--- Exercise requirements ---
Gather all lines from the material that contain the word "name".

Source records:

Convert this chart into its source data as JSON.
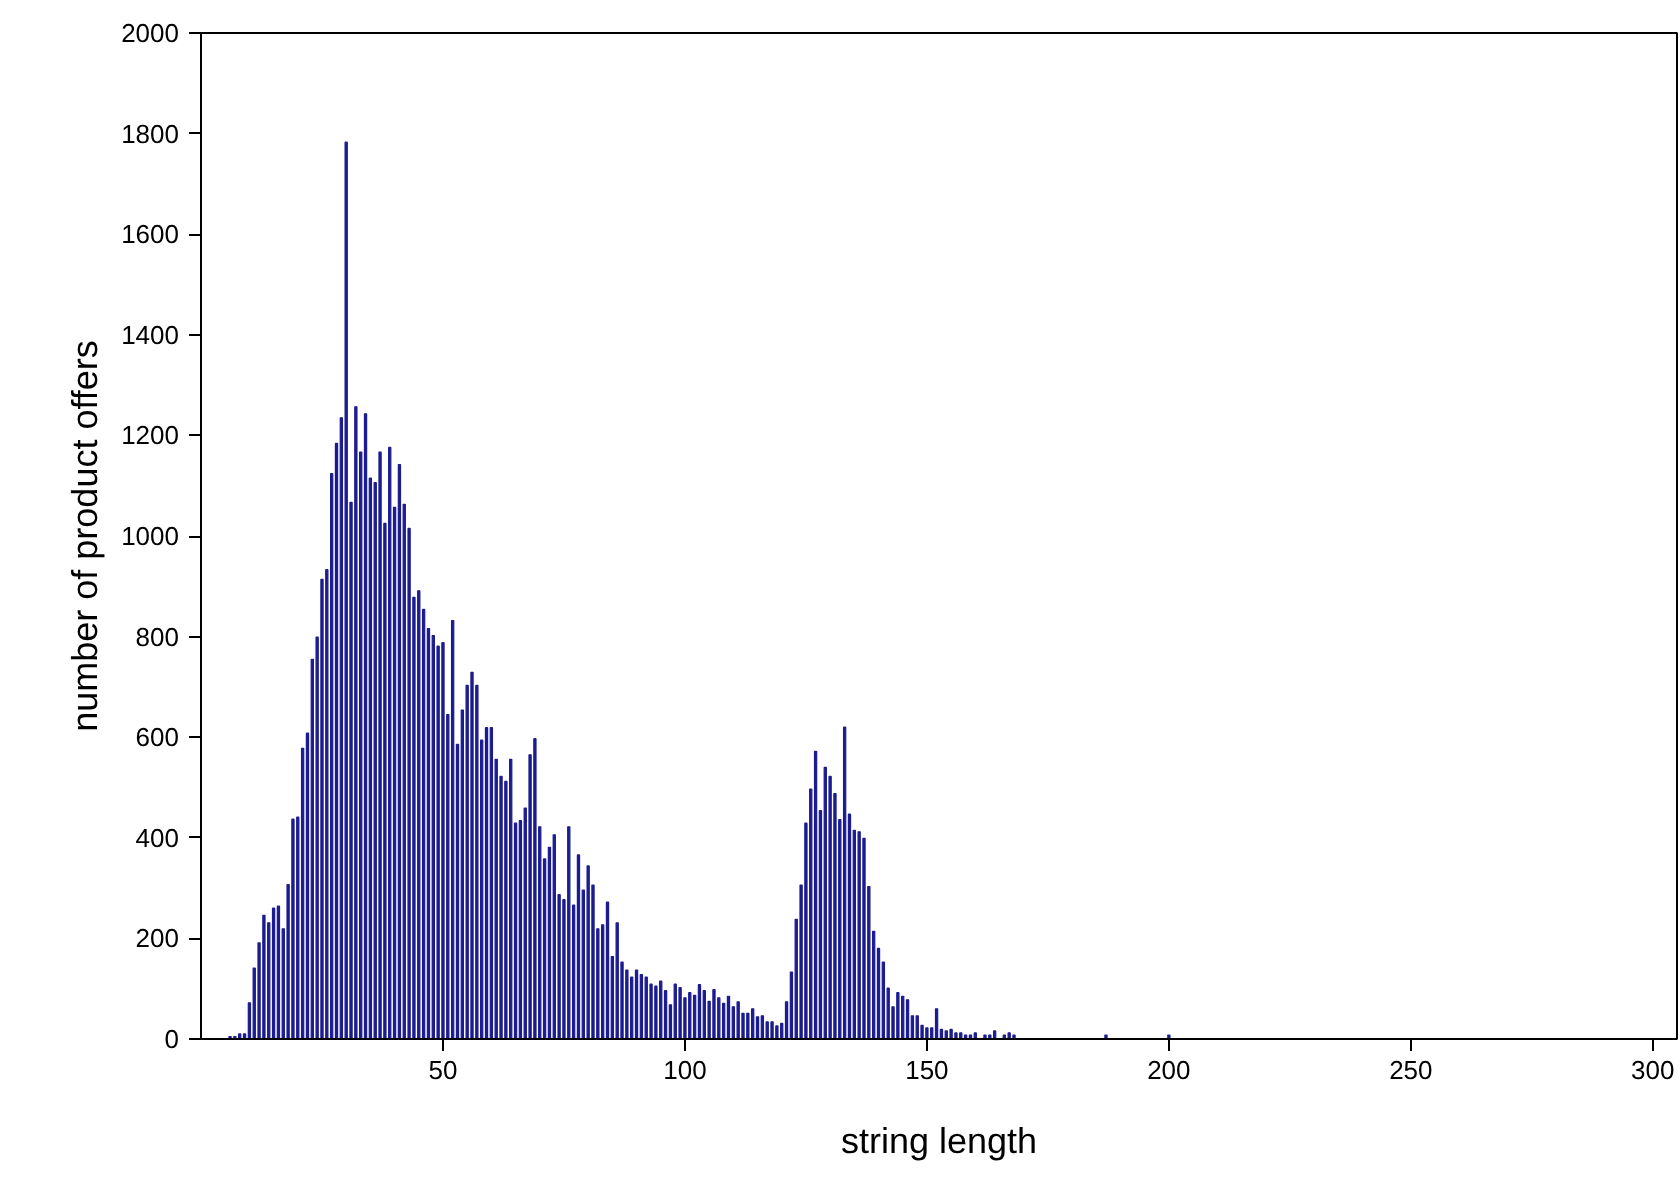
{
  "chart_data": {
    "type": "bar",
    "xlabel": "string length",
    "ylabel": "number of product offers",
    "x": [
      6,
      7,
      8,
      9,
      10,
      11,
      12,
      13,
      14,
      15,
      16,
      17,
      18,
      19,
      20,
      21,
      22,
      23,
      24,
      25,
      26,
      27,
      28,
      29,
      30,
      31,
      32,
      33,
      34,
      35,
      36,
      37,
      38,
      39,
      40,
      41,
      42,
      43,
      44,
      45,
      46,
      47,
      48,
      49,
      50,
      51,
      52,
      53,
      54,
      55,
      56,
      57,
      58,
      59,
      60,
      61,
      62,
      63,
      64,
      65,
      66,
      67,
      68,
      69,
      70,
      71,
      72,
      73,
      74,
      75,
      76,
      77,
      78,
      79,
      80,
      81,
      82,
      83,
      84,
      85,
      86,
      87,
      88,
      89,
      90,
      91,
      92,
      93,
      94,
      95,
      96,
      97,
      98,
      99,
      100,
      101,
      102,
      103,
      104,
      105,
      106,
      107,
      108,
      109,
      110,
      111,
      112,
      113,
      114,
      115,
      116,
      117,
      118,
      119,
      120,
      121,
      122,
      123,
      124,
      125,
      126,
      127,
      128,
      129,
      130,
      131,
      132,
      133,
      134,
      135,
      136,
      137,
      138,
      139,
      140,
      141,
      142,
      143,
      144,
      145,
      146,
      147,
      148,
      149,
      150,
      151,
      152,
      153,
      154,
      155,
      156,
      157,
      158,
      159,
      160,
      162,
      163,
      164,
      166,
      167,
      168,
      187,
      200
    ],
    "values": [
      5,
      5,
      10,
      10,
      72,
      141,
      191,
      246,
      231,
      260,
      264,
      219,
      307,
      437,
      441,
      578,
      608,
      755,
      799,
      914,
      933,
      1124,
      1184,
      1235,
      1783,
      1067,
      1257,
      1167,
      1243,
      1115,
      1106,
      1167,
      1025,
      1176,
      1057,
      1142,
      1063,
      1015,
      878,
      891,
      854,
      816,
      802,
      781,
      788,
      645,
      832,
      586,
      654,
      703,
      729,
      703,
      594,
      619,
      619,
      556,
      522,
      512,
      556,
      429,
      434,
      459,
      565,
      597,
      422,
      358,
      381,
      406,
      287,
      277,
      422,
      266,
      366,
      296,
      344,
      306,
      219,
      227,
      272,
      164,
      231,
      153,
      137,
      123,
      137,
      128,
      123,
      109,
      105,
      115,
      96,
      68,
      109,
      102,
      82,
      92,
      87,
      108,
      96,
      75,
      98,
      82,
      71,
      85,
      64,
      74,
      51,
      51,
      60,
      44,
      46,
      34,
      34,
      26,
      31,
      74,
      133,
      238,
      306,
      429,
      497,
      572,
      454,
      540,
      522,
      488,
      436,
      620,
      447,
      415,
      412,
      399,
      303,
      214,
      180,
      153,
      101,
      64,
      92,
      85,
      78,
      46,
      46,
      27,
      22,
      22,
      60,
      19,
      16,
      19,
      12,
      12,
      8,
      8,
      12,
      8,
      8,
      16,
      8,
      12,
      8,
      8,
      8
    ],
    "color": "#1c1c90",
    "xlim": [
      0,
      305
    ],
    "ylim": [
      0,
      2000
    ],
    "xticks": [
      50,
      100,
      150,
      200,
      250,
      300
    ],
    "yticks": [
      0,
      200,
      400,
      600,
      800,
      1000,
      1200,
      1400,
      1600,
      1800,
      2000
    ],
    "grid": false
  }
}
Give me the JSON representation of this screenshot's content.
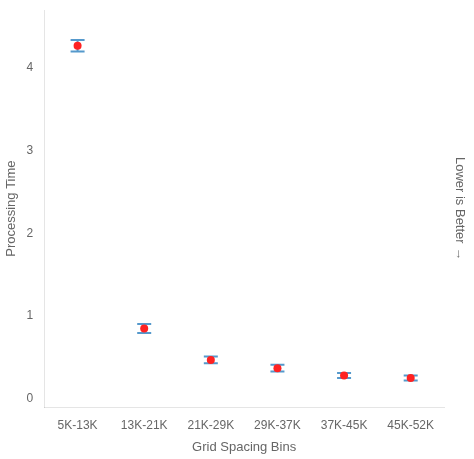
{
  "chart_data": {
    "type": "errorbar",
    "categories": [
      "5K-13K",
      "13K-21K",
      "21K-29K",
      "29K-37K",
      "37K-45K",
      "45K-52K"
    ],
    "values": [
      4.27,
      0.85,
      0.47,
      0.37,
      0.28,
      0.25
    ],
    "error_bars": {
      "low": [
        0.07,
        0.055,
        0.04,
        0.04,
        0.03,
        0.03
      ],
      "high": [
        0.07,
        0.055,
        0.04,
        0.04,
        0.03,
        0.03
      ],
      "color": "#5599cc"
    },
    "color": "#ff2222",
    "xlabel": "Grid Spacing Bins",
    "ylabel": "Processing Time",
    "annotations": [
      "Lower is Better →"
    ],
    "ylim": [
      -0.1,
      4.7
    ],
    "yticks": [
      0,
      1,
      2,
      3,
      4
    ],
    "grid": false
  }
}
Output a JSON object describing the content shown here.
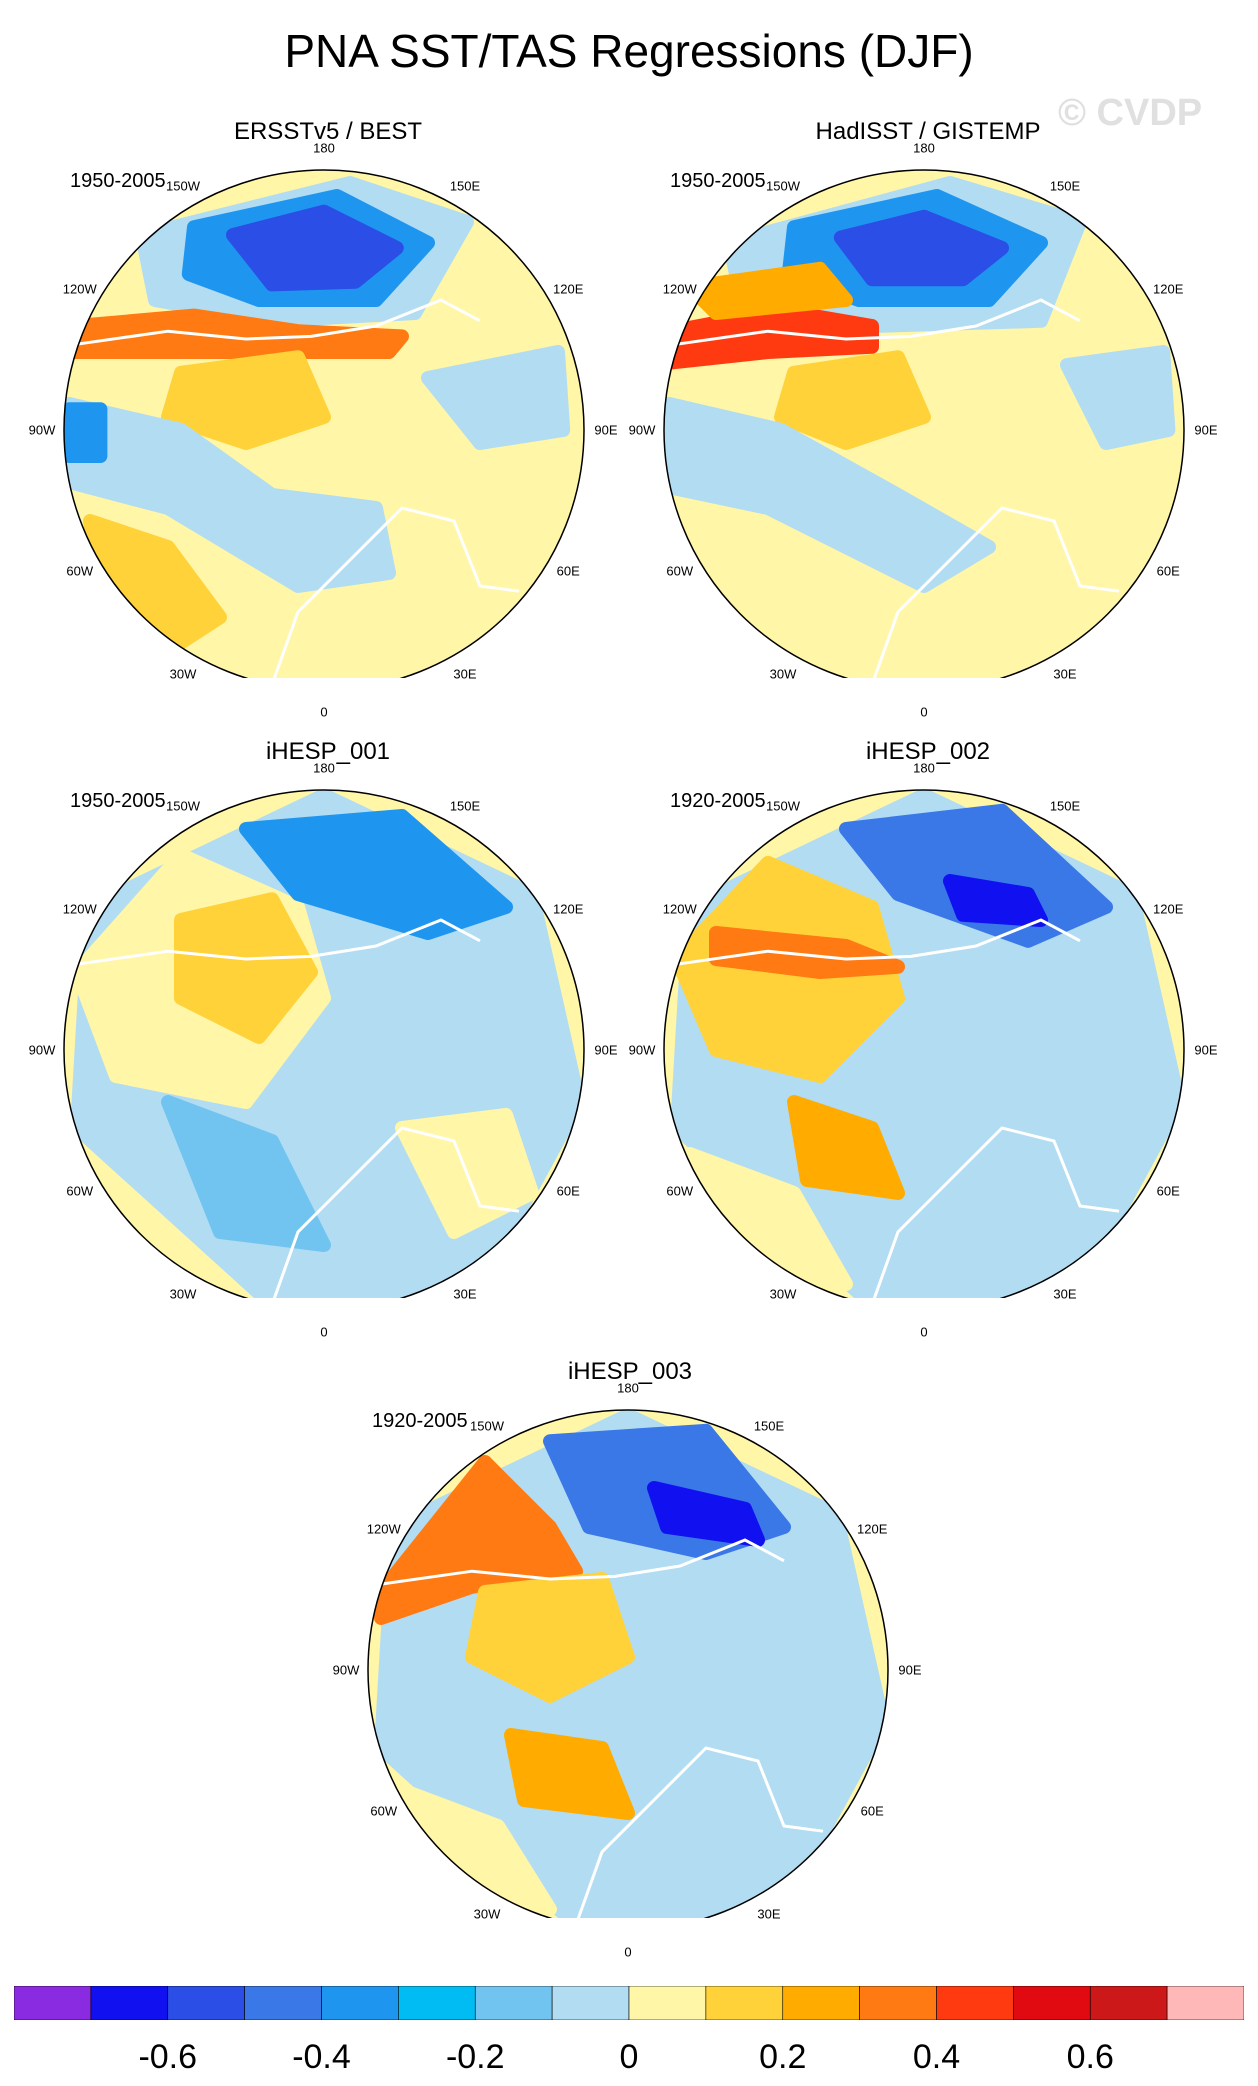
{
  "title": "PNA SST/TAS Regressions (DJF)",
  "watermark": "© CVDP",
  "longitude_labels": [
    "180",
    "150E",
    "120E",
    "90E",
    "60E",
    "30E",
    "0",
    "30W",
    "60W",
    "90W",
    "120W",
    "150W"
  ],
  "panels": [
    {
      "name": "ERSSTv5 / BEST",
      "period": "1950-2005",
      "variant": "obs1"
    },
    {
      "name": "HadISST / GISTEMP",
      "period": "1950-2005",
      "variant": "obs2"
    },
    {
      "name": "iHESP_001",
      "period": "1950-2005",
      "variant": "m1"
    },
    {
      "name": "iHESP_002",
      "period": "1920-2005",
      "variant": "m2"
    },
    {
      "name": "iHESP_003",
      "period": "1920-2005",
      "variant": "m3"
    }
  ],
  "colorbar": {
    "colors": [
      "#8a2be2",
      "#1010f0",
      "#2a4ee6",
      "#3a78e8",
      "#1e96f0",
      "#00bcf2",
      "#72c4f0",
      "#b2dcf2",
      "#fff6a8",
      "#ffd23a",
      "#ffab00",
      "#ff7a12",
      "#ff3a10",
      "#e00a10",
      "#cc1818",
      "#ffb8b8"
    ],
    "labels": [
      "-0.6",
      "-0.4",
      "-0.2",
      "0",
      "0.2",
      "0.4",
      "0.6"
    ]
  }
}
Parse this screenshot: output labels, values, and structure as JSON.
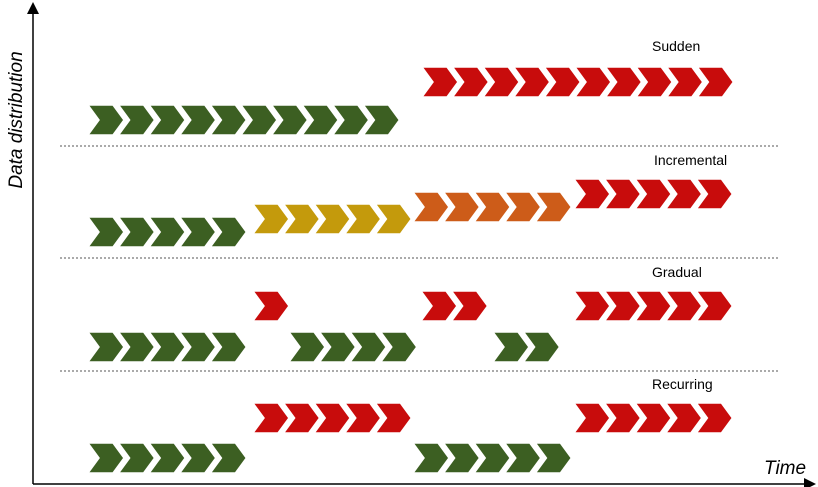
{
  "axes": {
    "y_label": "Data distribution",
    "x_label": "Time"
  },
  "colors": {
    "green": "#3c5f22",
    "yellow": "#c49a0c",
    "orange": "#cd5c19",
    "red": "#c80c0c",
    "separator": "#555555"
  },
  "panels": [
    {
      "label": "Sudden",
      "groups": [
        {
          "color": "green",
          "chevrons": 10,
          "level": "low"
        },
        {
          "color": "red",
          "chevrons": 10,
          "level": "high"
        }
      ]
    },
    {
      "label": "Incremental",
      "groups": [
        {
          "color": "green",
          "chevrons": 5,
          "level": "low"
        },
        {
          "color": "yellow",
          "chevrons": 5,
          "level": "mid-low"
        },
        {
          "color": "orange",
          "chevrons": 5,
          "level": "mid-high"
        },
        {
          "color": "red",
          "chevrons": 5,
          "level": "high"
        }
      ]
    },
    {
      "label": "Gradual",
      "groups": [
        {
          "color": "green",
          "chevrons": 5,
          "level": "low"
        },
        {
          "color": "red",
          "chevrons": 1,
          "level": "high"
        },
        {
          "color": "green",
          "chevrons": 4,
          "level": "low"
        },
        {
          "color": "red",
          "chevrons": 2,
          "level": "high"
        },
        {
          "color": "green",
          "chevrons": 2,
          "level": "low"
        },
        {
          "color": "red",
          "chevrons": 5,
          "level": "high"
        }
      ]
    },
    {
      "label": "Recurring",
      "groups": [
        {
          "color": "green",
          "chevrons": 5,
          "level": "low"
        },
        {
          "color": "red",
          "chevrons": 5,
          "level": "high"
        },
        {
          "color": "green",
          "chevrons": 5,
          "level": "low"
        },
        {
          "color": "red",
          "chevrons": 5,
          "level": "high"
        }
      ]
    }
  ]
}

--- Solved exercise ---
      "name": "ERSSTv5 / BEST",
      "name": "HadISST / GISTEMP",
      "name": "iHESP_001",
      "name": "iHESP_002",
      "name": "iHESP_003",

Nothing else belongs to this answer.